= Task goal =
Report, word for word, every line of the material that contains "comment".

= Input data =
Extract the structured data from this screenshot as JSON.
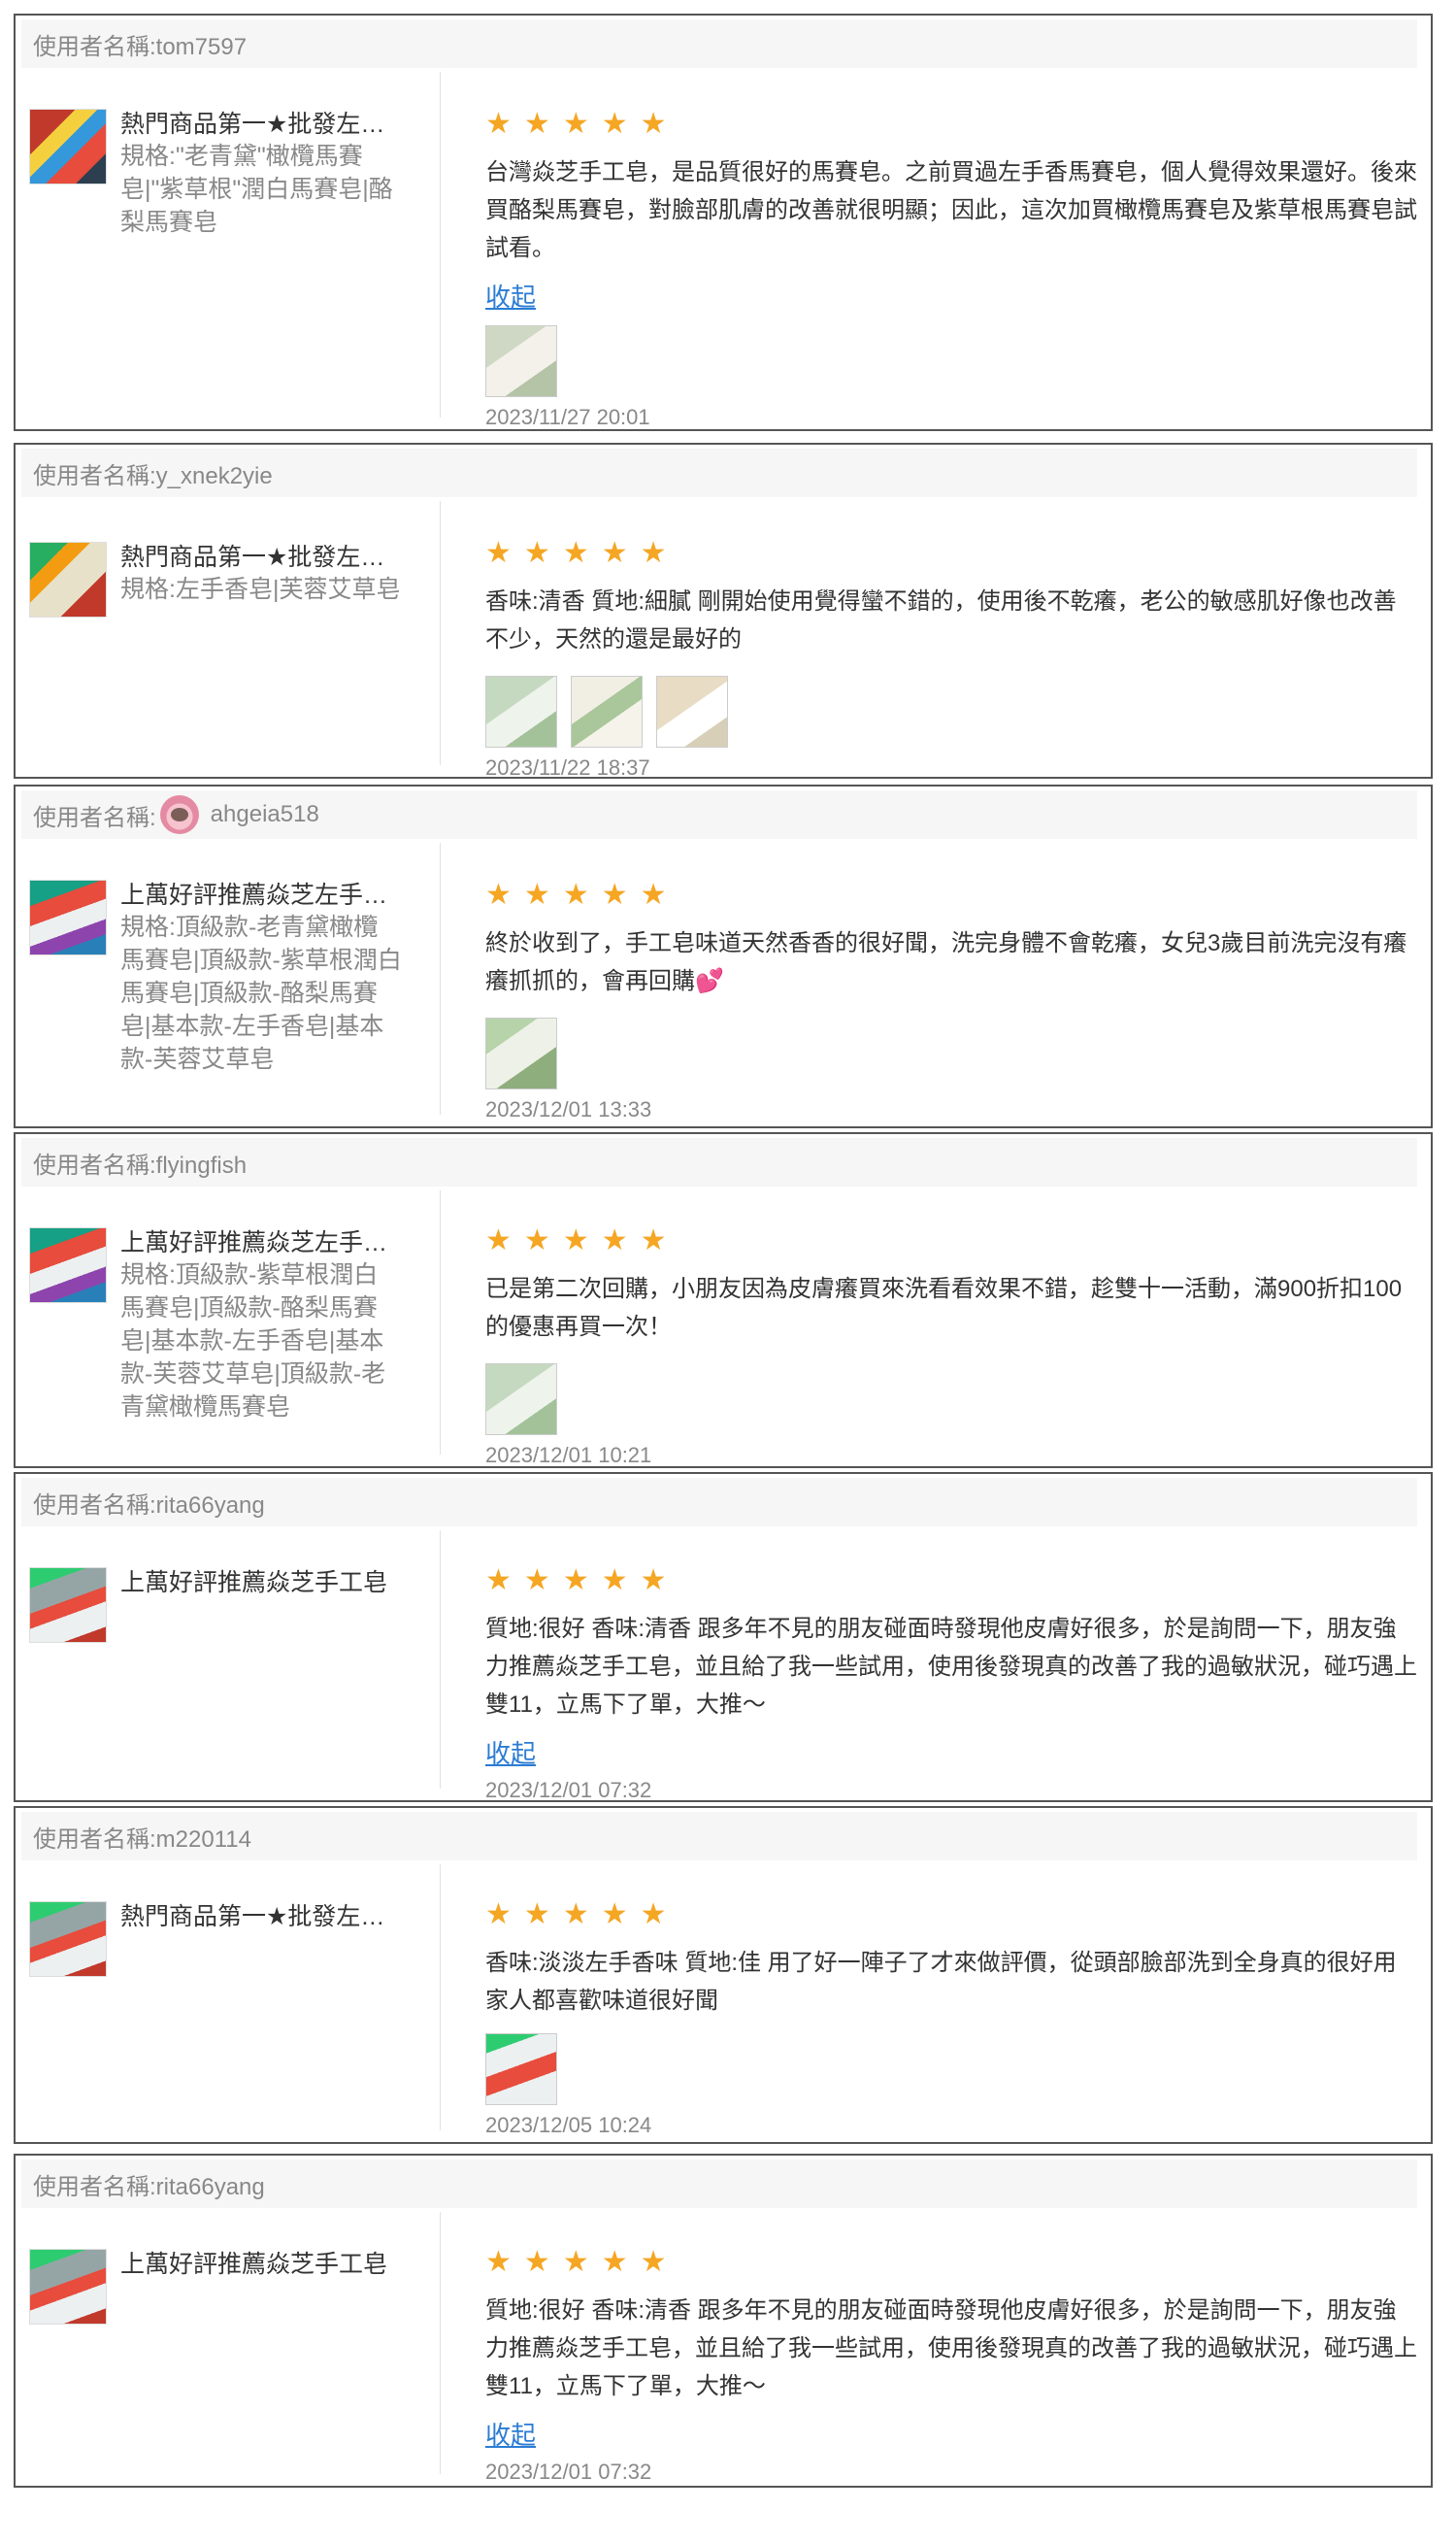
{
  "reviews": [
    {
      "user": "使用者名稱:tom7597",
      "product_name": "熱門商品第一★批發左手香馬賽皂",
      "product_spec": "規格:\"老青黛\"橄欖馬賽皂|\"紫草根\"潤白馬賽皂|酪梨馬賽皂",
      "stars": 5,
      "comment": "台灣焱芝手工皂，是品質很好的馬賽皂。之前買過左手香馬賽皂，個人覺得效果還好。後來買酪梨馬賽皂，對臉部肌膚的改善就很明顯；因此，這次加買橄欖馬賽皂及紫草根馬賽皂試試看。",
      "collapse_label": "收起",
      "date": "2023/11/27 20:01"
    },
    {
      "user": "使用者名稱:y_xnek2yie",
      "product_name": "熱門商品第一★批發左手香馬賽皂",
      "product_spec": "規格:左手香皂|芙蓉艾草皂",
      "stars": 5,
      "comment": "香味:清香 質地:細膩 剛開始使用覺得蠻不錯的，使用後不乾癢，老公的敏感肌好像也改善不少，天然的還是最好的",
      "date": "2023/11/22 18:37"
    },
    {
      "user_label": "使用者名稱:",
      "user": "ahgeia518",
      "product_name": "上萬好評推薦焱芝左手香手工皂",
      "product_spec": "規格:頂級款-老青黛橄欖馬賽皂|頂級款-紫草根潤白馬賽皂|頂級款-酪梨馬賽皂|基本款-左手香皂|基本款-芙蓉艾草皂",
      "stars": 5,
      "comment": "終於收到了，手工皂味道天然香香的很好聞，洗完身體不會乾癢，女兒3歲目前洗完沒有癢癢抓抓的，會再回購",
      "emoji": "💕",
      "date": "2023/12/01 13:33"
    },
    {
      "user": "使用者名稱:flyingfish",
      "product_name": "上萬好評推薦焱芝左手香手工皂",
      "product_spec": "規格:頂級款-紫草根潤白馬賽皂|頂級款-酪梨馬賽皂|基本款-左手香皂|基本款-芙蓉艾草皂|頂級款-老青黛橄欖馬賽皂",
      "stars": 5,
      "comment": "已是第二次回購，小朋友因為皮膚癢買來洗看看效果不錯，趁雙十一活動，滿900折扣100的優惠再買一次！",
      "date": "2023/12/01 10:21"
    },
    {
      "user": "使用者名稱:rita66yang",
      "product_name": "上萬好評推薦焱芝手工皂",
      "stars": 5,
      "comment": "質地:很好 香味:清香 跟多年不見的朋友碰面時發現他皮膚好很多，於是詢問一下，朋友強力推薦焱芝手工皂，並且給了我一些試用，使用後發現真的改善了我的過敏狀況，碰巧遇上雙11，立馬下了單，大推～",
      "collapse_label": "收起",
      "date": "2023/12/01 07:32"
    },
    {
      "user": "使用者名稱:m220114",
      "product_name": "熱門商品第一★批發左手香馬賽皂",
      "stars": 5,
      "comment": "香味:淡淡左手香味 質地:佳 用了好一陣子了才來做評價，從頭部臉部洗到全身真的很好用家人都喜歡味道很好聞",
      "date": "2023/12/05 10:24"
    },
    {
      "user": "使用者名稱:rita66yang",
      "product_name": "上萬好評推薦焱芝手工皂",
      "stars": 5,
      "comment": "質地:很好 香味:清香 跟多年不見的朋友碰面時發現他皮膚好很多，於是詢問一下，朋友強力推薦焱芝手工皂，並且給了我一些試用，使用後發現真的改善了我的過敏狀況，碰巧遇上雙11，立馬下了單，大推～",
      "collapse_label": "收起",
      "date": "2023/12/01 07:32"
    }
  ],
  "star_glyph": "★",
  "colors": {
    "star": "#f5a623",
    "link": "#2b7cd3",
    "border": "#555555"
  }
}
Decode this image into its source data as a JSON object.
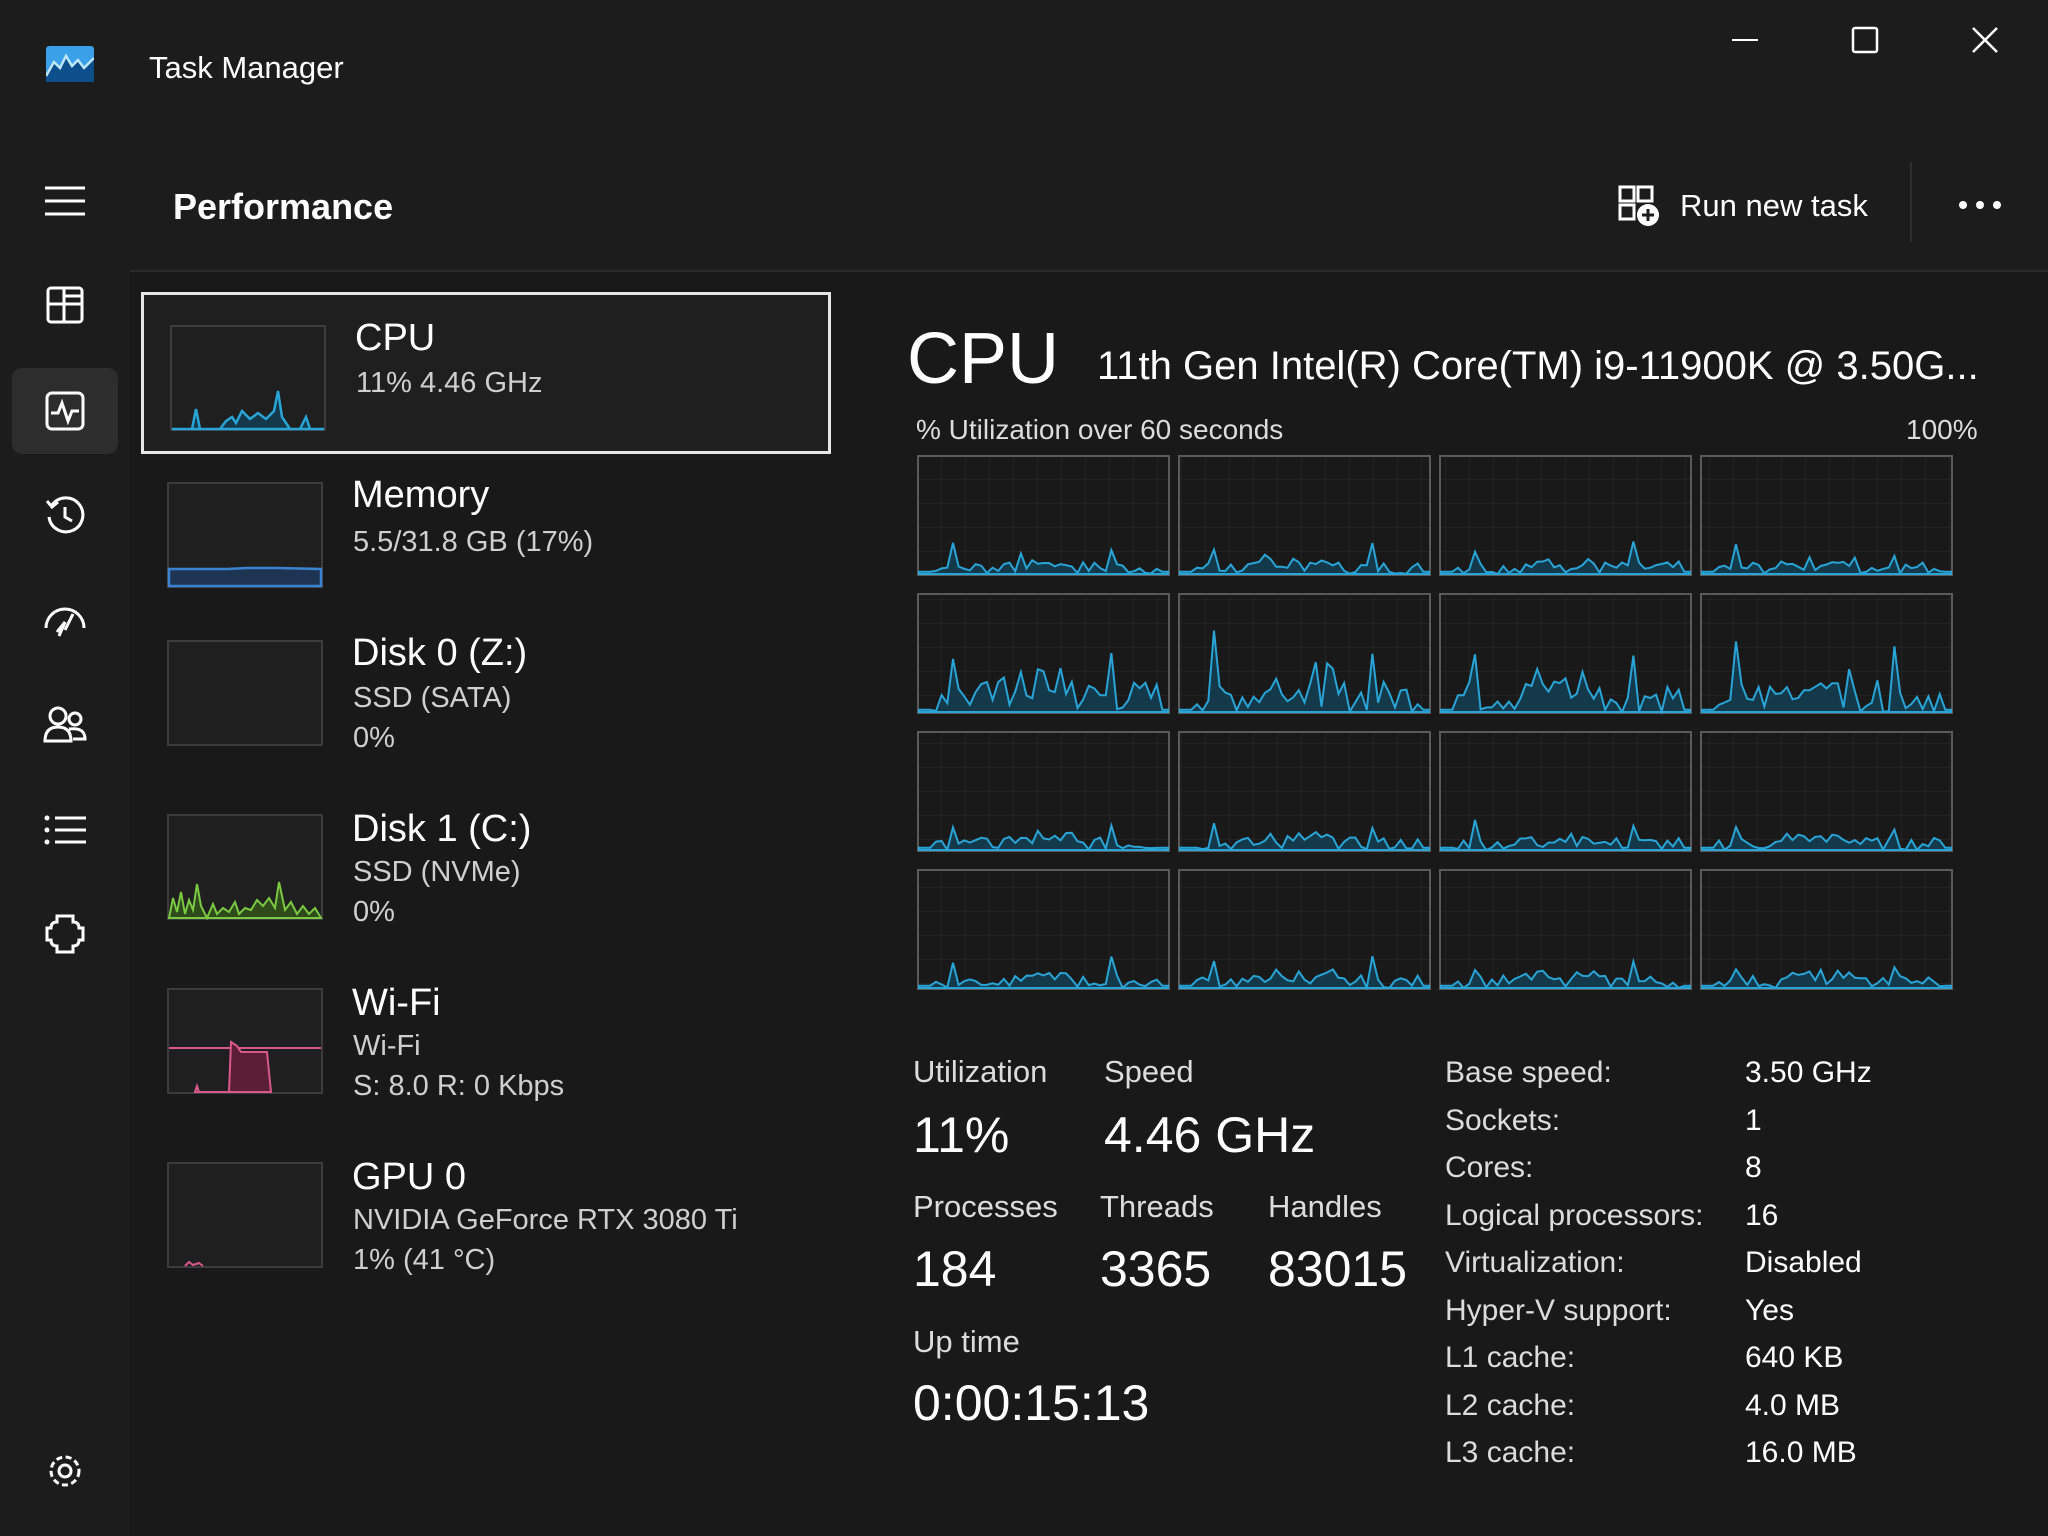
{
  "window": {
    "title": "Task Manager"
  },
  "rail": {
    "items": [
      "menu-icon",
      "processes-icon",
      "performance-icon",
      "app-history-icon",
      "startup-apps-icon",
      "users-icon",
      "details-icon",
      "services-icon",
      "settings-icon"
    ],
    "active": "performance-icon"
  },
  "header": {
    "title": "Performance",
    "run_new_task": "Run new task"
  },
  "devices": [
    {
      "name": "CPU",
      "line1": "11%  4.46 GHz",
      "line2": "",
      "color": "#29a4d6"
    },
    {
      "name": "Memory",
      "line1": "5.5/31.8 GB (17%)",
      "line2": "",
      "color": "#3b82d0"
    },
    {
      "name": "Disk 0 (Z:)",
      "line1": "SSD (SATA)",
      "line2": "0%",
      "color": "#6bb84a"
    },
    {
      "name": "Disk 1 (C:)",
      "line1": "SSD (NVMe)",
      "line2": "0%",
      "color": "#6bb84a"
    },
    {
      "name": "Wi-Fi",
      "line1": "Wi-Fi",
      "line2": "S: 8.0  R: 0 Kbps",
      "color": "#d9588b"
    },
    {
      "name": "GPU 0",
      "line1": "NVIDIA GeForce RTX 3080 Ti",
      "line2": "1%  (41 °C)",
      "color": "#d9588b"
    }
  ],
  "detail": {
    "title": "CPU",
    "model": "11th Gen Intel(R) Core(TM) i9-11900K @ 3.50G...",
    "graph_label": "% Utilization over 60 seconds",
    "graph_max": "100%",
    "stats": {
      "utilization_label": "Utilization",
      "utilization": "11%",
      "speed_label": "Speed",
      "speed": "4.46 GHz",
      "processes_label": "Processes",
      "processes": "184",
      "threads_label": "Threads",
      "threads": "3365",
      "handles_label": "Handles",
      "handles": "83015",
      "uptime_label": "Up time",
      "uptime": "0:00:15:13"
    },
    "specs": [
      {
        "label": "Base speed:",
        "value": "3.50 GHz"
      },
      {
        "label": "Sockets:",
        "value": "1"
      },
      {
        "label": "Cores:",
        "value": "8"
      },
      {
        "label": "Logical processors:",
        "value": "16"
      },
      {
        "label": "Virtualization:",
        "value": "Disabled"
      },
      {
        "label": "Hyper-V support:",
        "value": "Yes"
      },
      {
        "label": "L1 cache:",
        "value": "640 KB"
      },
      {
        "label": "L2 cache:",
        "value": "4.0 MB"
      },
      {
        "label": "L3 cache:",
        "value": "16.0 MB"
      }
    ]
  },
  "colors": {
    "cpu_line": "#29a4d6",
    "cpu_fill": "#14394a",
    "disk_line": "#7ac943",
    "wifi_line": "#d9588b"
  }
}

= Task solution =
      "comment": "台灣焱芝手工皂，是品質很好的馬賽皂。之前買過左手香馬賽皂，個人覺得效果還好。後來買酪梨馬賽皂，對臉部肌膚的改善就很明顯；因此，這次加買橄欖馬賽皂及紫草根馬賽皂試試看。",
      "comment": "香味:清香 質地:細膩 剛開始使用覺得蠻不錯的，使用後不乾癢，老公的敏感肌好像也改善不少，天然的還是最好的",
      "comment": "終於收到了，手工皂味道天然香香的很好聞，洗完身體不會乾癢，女兒3歲目前洗完沒有癢癢抓抓的，會再回購",
      "comment": "已是第二次回購，小朋友因為皮膚癢買來洗看看效果不錯，趁雙十一活動，滿900折扣100的優惠再買一次！",
      "comment": "質地:很好 香味:清香 跟多年不見的朋友碰面時發現他皮膚好很多，於是詢問一下，朋友強力推薦焱芝手工皂，並且給了我一些試用，使用後發現真的改善了我的過敏狀況，碰巧遇上雙11，立馬下了單，大推～",
      "comment": "香味:淡淡左手香味 質地:佳 用了好一陣子了才來做評價，從頭部臉部洗到全身真的很好用家人都喜歡味道很好聞",
      "comment": "質地:很好 香味:清香 跟多年不見的朋友碰面時發現他皮膚好很多，於是詢問一下，朋友強力推薦焱芝手工皂，並且給了我一些試用，使用後發現真的改善了我的過敏狀況，碰巧遇上雙11，立馬下了單，大推～",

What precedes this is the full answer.